* **Given problem**
From the listing below, copy every line with the word "előírások".

*** Material shown ***

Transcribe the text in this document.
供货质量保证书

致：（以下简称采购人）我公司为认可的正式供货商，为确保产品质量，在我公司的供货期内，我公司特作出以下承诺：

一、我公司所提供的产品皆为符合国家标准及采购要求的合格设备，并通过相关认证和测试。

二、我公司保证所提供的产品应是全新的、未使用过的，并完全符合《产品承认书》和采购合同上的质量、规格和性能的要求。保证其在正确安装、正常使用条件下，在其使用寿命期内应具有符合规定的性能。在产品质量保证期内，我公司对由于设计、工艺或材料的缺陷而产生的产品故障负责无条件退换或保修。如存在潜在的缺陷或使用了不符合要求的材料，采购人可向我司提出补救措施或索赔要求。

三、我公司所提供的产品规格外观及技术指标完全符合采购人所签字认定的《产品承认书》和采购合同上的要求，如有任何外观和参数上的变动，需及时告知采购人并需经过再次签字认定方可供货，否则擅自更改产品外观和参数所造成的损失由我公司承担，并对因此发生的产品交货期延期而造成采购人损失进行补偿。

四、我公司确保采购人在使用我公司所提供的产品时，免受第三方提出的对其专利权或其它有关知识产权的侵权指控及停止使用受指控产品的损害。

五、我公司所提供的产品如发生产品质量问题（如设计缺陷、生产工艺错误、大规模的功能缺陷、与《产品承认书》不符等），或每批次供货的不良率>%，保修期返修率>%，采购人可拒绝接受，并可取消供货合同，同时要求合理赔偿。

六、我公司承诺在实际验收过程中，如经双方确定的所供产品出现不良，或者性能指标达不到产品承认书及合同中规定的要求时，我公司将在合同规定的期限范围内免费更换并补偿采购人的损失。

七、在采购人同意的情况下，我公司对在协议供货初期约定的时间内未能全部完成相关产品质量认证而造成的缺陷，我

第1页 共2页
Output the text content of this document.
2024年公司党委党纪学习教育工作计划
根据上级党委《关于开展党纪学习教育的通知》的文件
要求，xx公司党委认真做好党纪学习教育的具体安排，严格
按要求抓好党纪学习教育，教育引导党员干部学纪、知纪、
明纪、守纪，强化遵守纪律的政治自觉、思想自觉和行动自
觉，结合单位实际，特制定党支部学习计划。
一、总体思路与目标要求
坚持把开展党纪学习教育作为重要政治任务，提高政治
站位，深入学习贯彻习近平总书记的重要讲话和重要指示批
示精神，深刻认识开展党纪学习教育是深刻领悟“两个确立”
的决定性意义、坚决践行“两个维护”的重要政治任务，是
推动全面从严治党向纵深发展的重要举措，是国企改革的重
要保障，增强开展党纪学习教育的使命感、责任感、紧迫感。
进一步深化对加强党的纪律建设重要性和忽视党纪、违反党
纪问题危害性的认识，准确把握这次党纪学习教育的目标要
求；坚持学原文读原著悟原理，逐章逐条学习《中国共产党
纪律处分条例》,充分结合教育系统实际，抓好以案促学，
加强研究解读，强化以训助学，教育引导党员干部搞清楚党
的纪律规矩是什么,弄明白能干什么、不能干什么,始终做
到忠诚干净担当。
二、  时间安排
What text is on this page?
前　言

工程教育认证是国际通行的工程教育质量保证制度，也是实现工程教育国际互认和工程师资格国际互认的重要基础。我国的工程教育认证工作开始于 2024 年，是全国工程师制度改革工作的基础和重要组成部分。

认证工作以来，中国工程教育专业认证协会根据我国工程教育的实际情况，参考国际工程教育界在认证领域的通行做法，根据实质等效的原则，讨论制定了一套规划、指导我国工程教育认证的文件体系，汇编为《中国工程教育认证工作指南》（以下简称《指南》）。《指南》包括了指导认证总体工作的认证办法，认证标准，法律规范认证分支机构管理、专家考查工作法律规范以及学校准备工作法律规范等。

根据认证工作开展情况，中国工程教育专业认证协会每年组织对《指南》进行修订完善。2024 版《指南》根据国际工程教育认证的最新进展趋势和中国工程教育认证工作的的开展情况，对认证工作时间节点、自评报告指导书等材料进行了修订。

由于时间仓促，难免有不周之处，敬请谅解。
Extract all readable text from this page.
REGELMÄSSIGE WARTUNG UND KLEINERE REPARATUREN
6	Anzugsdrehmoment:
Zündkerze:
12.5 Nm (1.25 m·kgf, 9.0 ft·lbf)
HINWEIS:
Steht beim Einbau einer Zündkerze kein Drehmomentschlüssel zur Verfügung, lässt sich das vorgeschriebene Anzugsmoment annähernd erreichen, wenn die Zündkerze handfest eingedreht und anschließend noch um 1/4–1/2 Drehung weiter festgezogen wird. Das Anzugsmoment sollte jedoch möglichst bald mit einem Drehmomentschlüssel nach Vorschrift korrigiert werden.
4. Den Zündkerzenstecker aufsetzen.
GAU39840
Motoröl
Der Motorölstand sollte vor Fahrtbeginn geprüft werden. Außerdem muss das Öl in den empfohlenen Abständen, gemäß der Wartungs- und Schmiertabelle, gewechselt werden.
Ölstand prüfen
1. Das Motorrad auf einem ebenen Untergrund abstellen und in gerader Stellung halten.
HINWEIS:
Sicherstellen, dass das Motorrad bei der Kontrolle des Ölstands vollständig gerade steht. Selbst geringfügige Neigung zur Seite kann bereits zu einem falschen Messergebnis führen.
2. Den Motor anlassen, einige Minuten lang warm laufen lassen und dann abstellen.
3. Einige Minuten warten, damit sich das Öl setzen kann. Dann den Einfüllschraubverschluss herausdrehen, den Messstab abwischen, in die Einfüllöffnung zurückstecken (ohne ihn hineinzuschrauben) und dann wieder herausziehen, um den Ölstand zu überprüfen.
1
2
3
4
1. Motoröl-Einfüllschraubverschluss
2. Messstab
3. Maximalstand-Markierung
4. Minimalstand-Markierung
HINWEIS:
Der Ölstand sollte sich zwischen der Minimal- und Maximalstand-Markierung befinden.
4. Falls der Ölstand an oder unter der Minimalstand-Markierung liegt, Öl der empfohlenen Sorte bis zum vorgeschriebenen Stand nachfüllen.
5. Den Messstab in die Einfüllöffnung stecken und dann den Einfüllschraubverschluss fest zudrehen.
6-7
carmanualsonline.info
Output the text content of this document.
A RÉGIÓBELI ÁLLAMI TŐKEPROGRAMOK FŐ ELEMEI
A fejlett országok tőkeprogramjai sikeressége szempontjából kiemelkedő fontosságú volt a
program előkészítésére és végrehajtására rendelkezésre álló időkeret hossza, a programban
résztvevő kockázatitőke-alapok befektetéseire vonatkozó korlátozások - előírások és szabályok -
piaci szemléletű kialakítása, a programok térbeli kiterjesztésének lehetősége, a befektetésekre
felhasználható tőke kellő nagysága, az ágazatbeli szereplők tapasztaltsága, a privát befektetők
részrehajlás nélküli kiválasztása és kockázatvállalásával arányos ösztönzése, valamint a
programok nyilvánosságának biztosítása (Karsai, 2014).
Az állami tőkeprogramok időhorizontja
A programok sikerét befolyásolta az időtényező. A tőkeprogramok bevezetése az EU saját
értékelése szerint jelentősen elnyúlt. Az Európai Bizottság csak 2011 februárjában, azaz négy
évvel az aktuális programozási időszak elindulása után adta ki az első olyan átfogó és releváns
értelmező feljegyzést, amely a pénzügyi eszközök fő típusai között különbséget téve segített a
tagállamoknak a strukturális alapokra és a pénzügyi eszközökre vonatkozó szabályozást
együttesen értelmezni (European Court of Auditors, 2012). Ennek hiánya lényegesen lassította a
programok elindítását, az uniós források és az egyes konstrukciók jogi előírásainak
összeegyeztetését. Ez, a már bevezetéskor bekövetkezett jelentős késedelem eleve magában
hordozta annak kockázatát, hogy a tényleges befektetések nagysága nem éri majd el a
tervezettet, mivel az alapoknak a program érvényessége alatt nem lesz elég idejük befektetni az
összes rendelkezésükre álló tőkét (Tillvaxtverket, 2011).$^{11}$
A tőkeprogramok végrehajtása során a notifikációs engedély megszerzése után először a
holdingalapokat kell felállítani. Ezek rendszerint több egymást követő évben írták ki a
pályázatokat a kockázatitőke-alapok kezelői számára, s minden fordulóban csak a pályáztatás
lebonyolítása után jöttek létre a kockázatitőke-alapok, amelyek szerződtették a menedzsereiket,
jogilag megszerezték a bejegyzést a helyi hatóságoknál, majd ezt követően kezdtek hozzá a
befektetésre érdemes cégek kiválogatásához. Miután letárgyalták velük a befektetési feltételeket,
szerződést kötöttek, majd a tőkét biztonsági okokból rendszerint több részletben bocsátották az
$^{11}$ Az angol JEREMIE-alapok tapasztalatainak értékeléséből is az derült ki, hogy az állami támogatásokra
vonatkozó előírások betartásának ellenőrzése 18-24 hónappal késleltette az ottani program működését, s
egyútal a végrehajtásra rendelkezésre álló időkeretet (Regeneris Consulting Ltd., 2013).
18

***

* **Answer**
résztvevő kockázatitőke-alapok befektetéseire vonatkozó korlátozások - előírások és szabályok -
vonatkozó előírások betartásának ellenőrzése 18-24 hónappal késleltette az ottani program működését, s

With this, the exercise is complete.